Report how many lines contain "name"; state the number and nothing else.

§ Given records:
☆ ☆ ☆ ☆
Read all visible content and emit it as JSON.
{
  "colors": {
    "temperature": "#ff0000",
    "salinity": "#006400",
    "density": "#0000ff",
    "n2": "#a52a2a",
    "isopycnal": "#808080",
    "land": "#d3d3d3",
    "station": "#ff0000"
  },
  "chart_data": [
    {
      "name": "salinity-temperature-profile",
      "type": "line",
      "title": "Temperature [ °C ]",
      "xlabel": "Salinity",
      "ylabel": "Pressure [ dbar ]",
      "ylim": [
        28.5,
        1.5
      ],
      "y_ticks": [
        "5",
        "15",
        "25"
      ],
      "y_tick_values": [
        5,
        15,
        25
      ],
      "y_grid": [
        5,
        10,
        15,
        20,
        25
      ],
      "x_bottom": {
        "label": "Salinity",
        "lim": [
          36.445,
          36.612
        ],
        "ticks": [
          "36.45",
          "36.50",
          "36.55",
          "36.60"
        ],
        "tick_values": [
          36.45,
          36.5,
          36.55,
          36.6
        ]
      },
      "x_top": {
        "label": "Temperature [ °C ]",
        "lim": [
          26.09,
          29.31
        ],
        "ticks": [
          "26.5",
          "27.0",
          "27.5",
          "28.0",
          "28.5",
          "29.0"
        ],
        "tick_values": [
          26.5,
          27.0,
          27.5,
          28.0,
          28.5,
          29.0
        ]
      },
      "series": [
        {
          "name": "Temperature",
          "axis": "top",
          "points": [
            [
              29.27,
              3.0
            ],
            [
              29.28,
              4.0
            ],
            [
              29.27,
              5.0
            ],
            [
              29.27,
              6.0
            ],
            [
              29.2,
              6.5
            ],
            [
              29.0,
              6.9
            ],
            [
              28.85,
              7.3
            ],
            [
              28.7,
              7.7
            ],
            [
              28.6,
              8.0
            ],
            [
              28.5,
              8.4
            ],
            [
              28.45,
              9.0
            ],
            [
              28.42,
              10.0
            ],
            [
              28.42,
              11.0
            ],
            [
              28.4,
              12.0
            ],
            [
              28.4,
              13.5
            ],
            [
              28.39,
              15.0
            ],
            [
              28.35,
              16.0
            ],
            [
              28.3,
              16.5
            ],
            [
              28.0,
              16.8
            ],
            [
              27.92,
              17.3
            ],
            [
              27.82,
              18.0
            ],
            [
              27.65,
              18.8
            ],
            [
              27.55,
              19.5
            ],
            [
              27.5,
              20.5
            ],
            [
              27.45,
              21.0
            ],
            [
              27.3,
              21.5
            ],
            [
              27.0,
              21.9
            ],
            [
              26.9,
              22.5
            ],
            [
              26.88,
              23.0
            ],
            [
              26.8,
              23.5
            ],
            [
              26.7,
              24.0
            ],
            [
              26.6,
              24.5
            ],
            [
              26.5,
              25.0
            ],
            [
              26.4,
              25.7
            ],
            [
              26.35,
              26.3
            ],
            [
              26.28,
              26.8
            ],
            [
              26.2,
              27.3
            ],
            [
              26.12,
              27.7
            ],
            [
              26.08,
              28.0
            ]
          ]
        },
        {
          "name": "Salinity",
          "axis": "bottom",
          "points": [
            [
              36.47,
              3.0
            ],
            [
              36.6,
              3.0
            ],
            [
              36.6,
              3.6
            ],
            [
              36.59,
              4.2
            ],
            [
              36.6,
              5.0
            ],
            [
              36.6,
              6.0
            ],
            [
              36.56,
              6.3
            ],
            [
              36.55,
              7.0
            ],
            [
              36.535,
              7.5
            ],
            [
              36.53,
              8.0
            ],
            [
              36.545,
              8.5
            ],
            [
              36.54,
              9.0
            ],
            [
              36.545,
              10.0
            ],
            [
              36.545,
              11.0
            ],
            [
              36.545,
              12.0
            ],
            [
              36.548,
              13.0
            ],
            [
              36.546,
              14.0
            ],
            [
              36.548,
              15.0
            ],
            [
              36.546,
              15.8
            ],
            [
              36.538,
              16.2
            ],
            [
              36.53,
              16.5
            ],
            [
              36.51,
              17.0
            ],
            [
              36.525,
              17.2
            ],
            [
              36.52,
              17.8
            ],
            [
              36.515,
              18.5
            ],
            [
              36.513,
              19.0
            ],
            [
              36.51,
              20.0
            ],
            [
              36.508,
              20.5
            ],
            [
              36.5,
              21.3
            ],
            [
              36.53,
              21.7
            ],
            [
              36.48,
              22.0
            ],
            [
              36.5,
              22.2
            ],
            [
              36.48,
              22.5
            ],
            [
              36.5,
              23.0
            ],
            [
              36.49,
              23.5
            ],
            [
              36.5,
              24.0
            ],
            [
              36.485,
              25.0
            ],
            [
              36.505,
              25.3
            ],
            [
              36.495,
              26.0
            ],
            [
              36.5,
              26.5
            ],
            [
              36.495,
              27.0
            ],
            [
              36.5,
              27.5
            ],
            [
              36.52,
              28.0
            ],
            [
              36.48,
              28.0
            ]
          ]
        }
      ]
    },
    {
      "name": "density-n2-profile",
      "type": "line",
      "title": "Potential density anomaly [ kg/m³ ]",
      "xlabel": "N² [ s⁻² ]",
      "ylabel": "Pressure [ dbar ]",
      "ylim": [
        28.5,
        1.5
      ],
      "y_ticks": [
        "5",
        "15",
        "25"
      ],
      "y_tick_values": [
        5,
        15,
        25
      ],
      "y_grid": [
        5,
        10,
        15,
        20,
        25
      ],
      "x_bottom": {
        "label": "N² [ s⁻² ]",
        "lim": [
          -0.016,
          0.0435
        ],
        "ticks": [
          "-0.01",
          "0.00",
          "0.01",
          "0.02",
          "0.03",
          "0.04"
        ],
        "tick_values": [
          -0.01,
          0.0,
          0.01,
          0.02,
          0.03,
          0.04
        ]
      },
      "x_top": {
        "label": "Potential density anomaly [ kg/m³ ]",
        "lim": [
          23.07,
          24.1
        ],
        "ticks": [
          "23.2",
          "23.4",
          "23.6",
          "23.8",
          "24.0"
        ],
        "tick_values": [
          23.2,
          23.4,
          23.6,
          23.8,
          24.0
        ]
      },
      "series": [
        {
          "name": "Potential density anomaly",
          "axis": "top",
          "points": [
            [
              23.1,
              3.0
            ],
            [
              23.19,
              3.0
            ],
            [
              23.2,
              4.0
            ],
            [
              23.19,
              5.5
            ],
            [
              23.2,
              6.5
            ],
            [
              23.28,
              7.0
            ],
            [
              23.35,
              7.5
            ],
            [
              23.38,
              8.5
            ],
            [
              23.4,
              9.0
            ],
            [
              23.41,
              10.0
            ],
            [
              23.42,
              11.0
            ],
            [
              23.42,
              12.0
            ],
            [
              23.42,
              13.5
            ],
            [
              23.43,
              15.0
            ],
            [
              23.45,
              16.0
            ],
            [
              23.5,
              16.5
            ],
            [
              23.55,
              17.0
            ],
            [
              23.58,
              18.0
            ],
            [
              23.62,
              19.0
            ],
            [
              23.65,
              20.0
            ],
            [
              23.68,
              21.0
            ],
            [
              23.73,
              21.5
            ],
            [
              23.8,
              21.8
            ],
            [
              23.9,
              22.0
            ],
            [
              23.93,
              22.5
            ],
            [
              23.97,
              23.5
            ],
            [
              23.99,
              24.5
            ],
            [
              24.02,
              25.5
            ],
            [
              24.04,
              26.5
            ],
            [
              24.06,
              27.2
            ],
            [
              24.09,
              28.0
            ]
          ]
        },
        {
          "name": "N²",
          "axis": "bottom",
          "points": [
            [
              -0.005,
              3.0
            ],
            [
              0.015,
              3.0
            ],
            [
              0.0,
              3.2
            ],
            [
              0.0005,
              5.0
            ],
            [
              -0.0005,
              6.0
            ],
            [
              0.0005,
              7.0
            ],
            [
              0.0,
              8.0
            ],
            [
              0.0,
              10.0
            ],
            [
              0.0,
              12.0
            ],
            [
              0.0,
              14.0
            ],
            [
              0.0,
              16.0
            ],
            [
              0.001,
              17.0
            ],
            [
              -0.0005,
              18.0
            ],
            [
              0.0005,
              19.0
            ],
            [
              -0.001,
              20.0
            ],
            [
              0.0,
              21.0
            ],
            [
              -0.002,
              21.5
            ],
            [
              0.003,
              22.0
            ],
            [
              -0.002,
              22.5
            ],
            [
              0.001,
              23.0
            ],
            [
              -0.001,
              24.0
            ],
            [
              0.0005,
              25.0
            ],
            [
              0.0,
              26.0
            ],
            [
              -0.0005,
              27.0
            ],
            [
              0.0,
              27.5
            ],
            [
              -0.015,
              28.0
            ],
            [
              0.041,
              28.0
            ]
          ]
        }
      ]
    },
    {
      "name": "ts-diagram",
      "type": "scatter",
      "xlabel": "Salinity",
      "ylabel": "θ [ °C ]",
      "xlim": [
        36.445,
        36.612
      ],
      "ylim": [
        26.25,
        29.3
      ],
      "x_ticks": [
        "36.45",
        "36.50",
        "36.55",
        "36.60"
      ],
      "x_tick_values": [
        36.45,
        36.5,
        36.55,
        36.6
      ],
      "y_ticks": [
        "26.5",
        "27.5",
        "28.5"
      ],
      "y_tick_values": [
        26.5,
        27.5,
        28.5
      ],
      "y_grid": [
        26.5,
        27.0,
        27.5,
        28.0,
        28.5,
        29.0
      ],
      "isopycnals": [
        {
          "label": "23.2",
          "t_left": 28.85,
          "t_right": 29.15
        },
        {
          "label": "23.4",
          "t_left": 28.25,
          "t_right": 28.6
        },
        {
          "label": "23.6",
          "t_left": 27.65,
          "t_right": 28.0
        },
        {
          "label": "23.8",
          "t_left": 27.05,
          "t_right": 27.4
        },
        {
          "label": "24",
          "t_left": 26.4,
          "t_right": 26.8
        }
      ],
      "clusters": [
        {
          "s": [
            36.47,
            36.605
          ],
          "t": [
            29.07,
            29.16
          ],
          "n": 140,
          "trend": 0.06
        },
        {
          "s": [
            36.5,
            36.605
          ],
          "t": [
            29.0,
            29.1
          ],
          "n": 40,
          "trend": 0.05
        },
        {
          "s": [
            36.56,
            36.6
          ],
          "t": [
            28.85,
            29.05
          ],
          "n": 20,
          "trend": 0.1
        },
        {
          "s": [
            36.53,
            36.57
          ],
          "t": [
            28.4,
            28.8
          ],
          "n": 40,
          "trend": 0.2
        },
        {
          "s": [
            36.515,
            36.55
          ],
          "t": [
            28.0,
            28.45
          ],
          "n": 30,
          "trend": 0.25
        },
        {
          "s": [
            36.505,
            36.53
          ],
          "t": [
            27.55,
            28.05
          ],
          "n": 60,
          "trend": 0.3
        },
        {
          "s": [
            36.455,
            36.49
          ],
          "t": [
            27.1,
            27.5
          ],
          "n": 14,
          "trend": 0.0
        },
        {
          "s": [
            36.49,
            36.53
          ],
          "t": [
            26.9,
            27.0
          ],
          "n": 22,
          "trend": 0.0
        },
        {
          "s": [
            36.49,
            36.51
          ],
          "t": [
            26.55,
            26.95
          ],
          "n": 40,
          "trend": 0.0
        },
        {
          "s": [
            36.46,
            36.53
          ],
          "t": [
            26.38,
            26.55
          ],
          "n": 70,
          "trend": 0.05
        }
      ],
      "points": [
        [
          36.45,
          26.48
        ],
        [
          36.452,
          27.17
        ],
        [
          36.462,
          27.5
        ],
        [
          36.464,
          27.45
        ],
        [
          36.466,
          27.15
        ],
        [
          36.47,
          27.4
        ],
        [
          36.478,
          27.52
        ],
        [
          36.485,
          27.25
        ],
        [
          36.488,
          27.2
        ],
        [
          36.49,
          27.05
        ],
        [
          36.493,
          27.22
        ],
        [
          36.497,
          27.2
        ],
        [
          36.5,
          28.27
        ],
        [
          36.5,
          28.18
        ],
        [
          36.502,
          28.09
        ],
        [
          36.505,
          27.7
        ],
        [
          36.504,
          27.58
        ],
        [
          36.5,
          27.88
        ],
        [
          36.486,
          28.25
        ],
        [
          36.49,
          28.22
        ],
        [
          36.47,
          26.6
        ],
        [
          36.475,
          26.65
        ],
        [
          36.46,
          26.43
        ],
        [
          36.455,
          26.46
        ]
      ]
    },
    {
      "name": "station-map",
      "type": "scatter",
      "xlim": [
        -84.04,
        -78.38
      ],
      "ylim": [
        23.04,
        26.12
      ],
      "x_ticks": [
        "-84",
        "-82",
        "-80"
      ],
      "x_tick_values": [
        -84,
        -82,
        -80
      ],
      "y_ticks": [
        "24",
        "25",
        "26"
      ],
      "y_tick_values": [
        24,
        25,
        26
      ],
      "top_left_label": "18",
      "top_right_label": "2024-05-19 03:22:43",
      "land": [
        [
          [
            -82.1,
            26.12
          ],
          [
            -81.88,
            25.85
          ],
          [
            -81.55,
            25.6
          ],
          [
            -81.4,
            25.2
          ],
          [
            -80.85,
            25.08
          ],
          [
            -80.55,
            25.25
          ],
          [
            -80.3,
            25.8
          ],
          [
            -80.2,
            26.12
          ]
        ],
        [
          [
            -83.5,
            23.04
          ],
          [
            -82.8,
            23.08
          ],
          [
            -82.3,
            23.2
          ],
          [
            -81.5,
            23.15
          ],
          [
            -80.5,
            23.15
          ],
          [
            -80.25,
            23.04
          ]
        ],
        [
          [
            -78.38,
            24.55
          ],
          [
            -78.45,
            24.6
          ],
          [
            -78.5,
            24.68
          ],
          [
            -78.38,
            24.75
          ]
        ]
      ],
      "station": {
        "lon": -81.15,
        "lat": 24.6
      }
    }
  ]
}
☆ ☆ ☆ ☆
§ Worked solution:
8